start

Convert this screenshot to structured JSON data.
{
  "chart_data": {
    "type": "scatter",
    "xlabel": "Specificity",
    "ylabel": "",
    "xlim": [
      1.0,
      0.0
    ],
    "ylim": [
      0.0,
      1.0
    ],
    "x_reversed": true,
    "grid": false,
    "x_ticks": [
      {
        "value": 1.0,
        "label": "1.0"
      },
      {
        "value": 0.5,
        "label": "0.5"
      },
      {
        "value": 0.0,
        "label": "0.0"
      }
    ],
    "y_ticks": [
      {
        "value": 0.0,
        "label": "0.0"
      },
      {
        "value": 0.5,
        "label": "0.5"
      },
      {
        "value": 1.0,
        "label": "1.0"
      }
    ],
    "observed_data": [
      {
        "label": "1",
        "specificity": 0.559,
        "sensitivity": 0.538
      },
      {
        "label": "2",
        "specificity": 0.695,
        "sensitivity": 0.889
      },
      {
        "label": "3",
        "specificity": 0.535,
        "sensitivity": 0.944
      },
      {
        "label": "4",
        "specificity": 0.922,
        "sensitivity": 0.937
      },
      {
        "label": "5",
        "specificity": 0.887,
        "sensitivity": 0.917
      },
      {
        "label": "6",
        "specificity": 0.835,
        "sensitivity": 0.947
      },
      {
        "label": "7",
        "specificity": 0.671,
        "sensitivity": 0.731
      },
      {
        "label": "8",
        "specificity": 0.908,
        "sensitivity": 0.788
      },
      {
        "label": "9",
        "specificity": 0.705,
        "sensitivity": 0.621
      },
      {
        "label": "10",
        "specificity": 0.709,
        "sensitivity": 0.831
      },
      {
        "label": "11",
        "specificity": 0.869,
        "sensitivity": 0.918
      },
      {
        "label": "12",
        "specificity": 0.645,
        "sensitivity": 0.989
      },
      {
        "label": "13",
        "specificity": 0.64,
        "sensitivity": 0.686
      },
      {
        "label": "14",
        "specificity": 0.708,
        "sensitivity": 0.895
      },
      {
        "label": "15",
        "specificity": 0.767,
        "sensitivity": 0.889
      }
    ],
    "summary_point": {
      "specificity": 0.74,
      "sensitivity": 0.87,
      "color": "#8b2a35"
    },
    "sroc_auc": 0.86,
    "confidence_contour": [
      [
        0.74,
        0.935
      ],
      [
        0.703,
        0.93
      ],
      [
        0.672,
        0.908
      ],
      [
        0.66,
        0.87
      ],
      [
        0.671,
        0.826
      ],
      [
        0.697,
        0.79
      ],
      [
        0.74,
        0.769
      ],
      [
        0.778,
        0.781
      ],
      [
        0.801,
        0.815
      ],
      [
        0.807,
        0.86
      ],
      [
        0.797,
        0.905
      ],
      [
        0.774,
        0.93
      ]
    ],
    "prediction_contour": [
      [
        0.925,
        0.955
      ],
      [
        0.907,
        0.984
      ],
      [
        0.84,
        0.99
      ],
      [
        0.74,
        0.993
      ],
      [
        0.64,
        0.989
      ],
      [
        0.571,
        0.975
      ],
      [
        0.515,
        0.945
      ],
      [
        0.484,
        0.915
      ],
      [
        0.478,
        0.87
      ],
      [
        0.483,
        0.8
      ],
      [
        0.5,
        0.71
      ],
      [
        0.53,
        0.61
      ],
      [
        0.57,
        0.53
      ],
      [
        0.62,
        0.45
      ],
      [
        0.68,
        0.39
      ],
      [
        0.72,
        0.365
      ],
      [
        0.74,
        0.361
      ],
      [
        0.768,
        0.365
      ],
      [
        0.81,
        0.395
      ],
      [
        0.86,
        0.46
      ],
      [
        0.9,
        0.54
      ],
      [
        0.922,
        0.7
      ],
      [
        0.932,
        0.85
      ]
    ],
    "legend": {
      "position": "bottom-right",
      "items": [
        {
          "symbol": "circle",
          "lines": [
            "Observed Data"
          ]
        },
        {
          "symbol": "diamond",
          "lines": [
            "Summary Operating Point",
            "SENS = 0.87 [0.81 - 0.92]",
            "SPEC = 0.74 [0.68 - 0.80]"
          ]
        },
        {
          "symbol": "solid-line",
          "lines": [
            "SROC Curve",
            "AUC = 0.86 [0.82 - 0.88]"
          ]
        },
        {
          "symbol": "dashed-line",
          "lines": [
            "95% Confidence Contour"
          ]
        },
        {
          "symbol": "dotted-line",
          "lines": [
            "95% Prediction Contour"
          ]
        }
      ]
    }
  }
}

end

Directions for this task: Copy out each line of the records that holds the string "symbol".

Exercise response:
          "symbol": "circle",
          "symbol": "diamond",
          "symbol": "solid-line",
          "symbol": "dashed-line",
          "symbol": "dotted-line",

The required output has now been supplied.